Task objective ▸
Using the data below, copy every line that contains the word "Michał".

Collection entries ▸
________________

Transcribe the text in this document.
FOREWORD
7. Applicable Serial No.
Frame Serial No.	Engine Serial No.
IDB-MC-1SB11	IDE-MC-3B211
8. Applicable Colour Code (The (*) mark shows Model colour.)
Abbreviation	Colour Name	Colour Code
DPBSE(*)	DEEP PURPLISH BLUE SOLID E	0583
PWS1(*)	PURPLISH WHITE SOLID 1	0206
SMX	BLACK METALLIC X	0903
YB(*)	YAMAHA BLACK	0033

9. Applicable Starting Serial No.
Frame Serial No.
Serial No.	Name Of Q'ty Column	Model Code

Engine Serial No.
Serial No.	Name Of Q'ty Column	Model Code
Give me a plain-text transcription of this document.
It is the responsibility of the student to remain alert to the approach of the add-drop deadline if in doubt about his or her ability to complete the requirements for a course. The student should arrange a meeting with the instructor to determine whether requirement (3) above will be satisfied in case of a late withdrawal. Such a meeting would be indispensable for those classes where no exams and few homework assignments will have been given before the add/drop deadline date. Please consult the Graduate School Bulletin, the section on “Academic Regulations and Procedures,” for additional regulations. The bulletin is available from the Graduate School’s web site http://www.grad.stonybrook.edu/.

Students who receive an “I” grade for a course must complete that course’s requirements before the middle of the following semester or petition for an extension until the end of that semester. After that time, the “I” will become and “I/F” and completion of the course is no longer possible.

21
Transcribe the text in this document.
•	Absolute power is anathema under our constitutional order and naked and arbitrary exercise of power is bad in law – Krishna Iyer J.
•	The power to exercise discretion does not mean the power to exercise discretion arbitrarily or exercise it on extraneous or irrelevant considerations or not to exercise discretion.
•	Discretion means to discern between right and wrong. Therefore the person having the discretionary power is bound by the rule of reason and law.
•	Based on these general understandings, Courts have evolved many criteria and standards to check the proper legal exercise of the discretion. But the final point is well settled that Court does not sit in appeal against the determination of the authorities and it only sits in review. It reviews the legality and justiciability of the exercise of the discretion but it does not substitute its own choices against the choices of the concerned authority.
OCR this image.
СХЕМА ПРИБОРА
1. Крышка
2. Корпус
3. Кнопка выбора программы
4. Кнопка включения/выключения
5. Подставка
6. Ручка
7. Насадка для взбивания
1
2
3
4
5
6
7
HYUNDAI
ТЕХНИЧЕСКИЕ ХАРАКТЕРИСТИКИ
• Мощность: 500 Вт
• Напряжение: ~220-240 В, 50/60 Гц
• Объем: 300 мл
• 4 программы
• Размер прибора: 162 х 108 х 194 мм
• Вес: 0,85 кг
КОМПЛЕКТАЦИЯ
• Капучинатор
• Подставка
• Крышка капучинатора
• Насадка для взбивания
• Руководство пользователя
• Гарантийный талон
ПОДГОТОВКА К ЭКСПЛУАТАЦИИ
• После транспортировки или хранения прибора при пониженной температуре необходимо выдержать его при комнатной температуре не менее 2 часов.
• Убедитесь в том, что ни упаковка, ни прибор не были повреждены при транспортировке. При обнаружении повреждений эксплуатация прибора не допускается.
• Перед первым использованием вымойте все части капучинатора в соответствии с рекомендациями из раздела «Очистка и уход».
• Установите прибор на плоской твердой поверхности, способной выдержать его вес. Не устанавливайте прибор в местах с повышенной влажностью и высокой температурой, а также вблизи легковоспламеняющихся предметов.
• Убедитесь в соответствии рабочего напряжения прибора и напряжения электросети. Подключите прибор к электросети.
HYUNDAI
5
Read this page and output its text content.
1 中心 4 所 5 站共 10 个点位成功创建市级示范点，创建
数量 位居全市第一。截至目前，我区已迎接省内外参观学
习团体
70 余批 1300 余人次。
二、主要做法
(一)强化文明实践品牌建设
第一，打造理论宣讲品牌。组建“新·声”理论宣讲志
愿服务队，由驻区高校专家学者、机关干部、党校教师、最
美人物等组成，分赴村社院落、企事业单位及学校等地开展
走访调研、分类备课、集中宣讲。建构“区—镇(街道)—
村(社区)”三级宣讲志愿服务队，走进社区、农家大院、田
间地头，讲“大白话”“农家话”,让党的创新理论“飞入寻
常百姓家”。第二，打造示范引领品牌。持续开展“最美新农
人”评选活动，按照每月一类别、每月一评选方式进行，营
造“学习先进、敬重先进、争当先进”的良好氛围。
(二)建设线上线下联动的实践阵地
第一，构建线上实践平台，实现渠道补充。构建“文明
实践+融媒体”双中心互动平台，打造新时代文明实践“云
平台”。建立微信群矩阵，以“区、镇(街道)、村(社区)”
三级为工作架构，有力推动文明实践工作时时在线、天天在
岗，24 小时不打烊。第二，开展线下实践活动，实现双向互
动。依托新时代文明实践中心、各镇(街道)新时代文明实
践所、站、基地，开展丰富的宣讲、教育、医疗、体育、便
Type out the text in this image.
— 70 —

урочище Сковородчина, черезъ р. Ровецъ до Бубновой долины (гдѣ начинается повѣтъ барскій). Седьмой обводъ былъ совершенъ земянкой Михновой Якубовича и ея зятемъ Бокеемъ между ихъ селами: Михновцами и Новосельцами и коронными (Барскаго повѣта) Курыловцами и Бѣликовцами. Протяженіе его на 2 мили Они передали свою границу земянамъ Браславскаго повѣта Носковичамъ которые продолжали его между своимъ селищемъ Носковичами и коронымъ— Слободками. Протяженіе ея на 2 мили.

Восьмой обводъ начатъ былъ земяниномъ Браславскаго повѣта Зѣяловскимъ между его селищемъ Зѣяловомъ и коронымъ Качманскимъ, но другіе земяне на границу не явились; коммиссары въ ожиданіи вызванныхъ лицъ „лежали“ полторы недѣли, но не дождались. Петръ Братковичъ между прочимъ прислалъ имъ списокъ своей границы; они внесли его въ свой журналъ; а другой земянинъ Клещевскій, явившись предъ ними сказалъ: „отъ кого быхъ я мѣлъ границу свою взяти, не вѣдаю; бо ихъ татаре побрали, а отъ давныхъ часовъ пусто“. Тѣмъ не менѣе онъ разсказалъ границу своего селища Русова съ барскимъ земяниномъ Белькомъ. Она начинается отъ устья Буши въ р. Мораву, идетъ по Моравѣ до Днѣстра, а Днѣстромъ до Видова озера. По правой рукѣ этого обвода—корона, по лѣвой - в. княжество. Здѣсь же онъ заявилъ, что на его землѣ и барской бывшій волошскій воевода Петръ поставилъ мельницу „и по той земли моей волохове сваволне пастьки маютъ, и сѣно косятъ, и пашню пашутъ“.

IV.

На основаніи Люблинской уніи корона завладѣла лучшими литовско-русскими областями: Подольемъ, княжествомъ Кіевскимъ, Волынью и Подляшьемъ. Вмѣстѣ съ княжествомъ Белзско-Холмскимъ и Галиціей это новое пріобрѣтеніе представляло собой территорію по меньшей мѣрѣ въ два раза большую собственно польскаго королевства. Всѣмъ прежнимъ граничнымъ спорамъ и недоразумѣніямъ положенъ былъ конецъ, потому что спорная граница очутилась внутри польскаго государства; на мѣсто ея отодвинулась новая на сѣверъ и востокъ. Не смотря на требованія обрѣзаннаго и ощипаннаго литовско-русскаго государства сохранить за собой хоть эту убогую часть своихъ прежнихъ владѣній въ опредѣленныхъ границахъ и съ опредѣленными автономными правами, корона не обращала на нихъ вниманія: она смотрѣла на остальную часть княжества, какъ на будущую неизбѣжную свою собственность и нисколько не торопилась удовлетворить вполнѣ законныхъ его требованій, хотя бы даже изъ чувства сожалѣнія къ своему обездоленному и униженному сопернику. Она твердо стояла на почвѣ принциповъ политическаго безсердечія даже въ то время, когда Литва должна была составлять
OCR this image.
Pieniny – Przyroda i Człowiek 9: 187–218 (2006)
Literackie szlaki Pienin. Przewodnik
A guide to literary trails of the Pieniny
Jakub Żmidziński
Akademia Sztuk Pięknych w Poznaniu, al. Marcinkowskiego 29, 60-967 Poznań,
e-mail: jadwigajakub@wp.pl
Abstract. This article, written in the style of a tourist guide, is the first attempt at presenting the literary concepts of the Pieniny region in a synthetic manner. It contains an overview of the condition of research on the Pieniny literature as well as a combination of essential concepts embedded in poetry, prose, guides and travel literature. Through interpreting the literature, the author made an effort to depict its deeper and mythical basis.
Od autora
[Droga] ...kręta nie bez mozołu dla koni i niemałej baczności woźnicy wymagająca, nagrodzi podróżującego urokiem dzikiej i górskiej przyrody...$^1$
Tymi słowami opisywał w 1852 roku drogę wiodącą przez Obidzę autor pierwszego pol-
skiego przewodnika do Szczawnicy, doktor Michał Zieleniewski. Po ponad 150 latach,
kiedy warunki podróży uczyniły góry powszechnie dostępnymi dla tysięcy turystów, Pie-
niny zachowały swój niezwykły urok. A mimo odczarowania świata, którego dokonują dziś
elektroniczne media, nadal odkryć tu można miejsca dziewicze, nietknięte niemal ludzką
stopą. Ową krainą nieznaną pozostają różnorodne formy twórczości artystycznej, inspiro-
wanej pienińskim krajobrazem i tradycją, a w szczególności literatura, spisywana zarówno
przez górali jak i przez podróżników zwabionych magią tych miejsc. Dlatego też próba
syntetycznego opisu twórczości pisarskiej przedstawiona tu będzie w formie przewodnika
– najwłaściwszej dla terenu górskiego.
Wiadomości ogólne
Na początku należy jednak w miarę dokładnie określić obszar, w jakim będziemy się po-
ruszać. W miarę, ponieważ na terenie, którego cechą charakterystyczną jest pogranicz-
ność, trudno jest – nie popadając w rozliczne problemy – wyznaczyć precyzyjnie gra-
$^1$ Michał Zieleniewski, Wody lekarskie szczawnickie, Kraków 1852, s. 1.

________________

Solution to the problem ▸
skiego przewodnika do Szczawnicy, doktor Michał Zieleniewski. Po ponad 150 latach,
$^1$ Michał Zieleniewski, Wody lekarskie szczawnickie, Kraków 1852, s. 1.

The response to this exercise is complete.